- Goal -
Report how many lines hold the word "ALIGN"; answer with the number alone.

(Collected data)

- - - -

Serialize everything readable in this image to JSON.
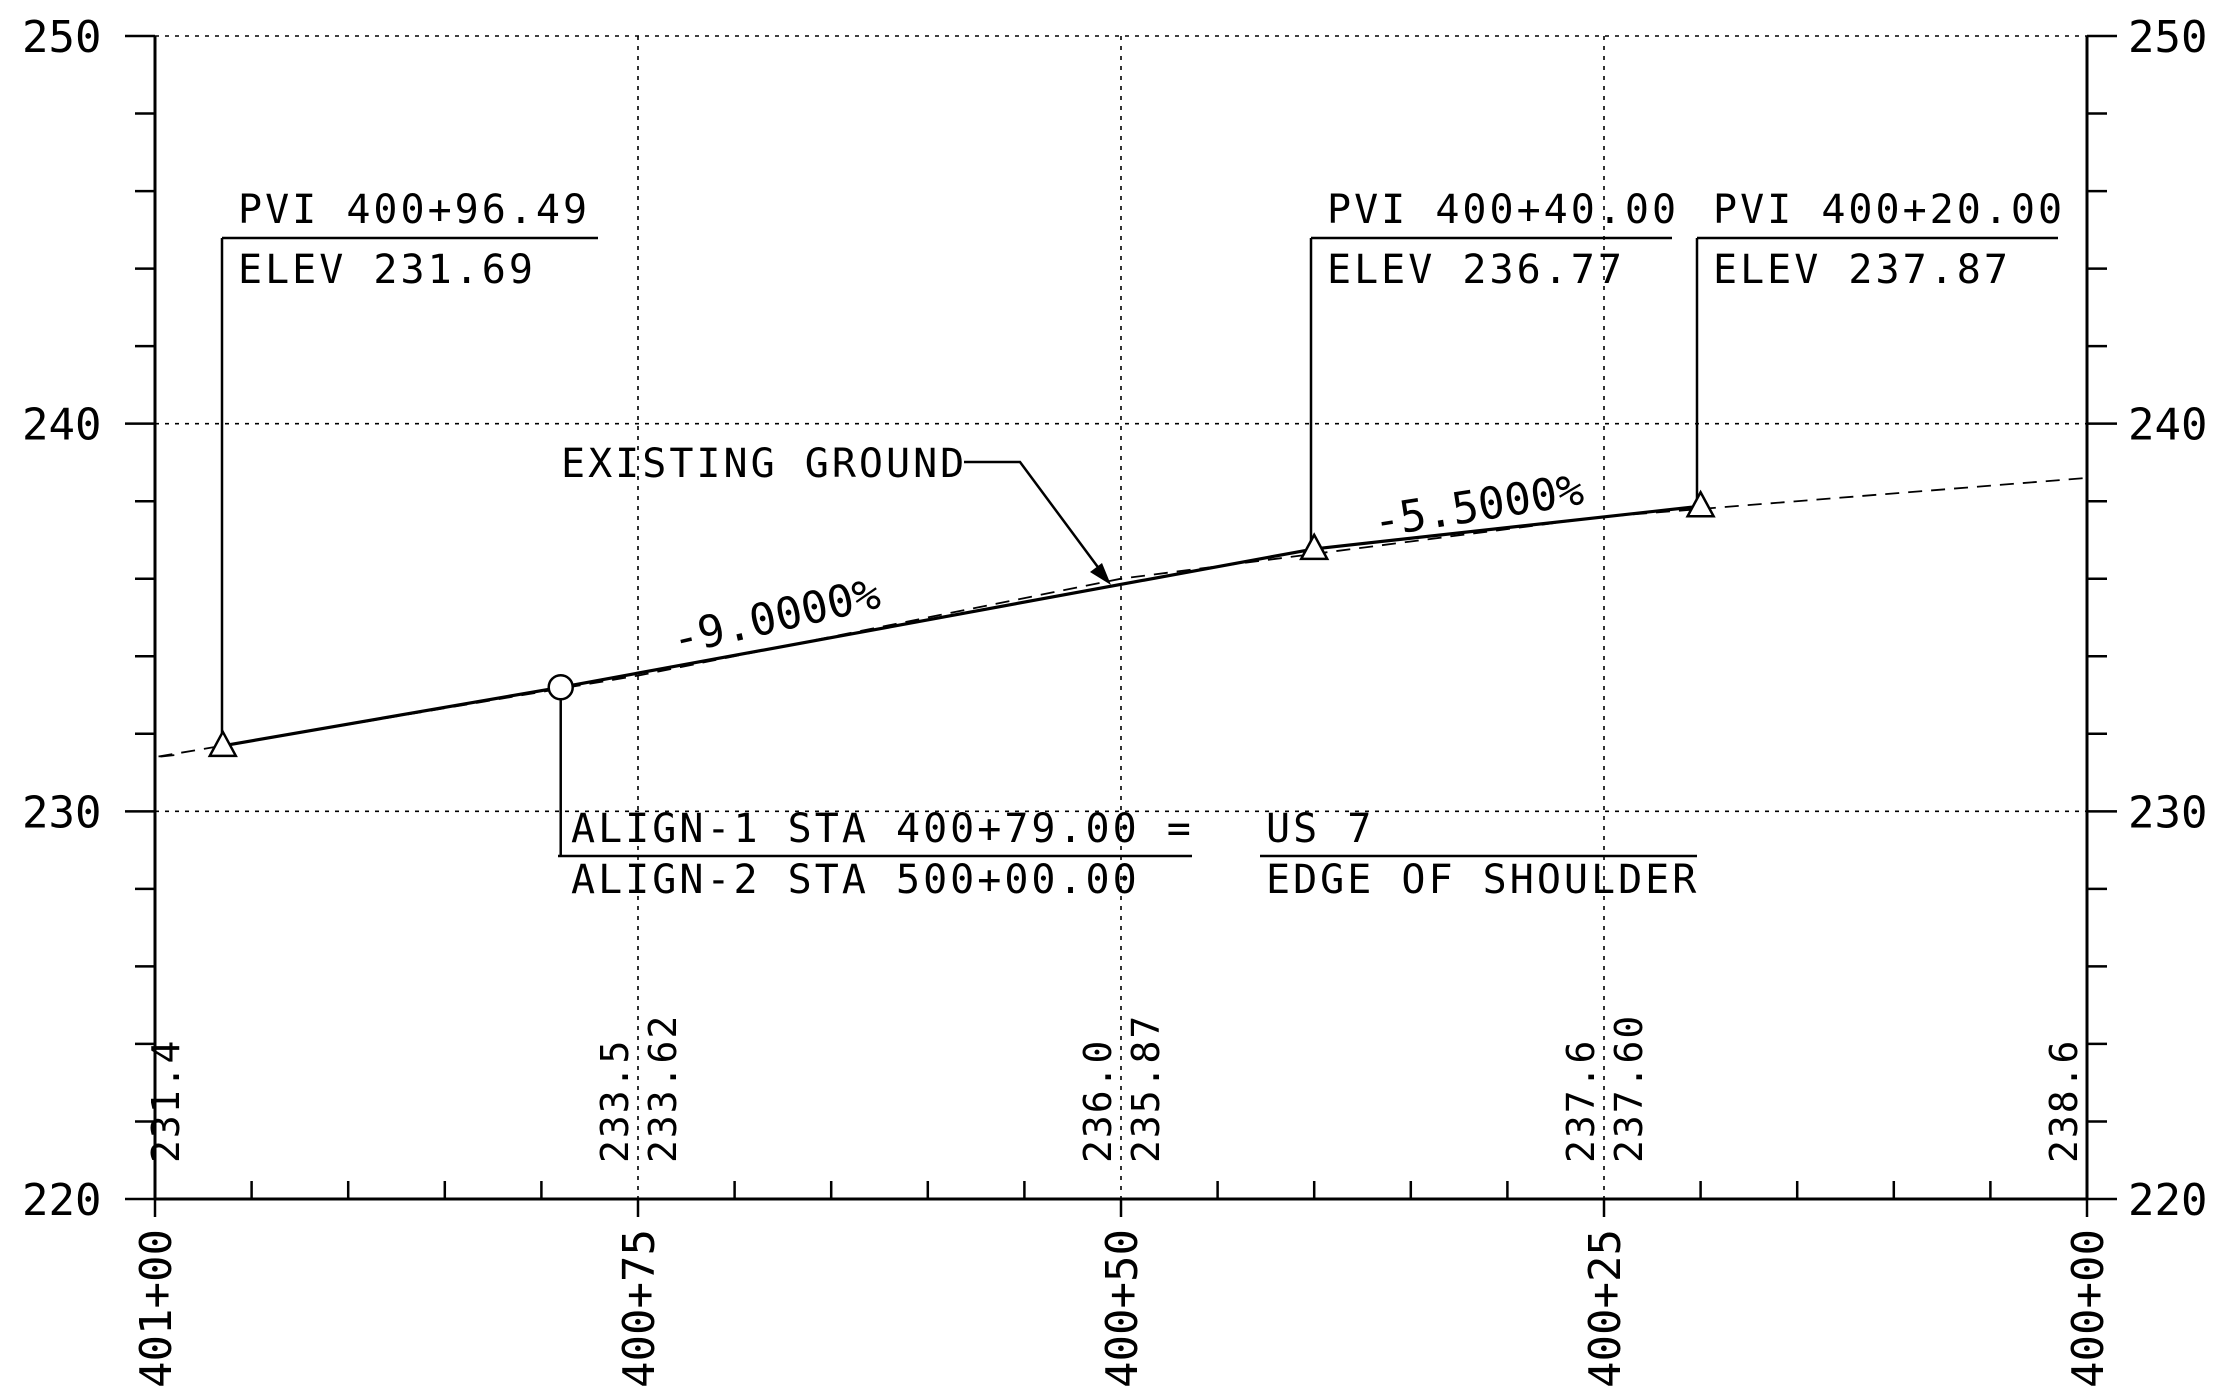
{
  "chart_data": {
    "type": "line",
    "title": "",
    "xlabel": "",
    "ylabel": "",
    "ylim": [
      220,
      250
    ],
    "y_ticks": [
      "220",
      "230",
      "240",
      "250"
    ],
    "x_ticks": [
      "401+00",
      "400+75",
      "400+50",
      "400+25",
      "400+00"
    ],
    "grid": true,
    "series": [
      {
        "name": "EXISTING GROUND",
        "style": "dashed",
        "x": [
          101.0,
          100.75,
          100.5,
          100.25,
          100.0
        ],
        "y": [
          231.4,
          233.5,
          236.0,
          237.6,
          238.6
        ]
      },
      {
        "name": "",
        "style": "solid",
        "x": [
          100.9649,
          100.79,
          100.4,
          100.2
        ],
        "y": [
          231.69,
          233.2,
          236.77,
          237.87
        ]
      }
    ],
    "pvis": [
      {
        "line1": "PVI 400+96.49",
        "line2": "ELEV 231.69",
        "x": 100.9649,
        "y": 231.69
      },
      {
        "line1": "PVI 400+40.00",
        "line2": "ELEV 236.77",
        "x": 100.4,
        "y": 236.77
      },
      {
        "line1": "PVI 400+20.00",
        "line2": "ELEV 237.87",
        "x": 100.2,
        "y": 237.87
      }
    ],
    "grades": [
      {
        "label": "-9.0000%"
      },
      {
        "label": "-5.5000%"
      }
    ],
    "annotations": {
      "existing_ground": "EXISTING GROUND",
      "equation_line1": "ALIGN-1 STA 400+79.00 =",
      "equation_line2": "ALIGN-2 STA 500+00.00",
      "us7_line1": "US 7",
      "us7_line2": "EDGE OF SHOULDER"
    },
    "ground_elevations": [
      {
        "x": 101.0,
        "label": "231.4"
      },
      {
        "x": 100.75,
        "label": "233.5"
      },
      {
        "x": 100.5,
        "label": "236.0"
      },
      {
        "x": 100.25,
        "label": "237.6"
      },
      {
        "x": 100.0,
        "label": "238.6"
      }
    ],
    "grade_elevations": [
      {
        "x": 100.75,
        "label": "233.62"
      },
      {
        "x": 100.5,
        "label": "235.87"
      },
      {
        "x": 100.25,
        "label": "237.60"
      }
    ]
  }
}
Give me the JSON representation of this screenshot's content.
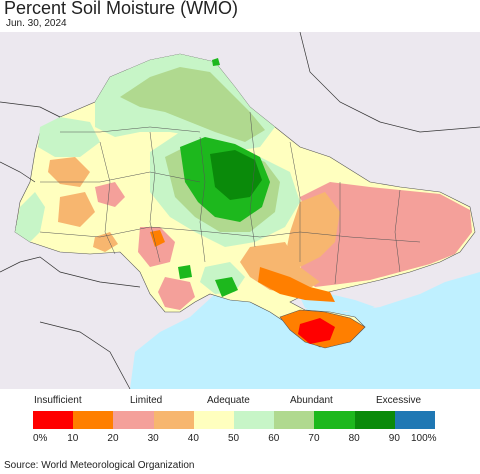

- - - -

- The answer -
2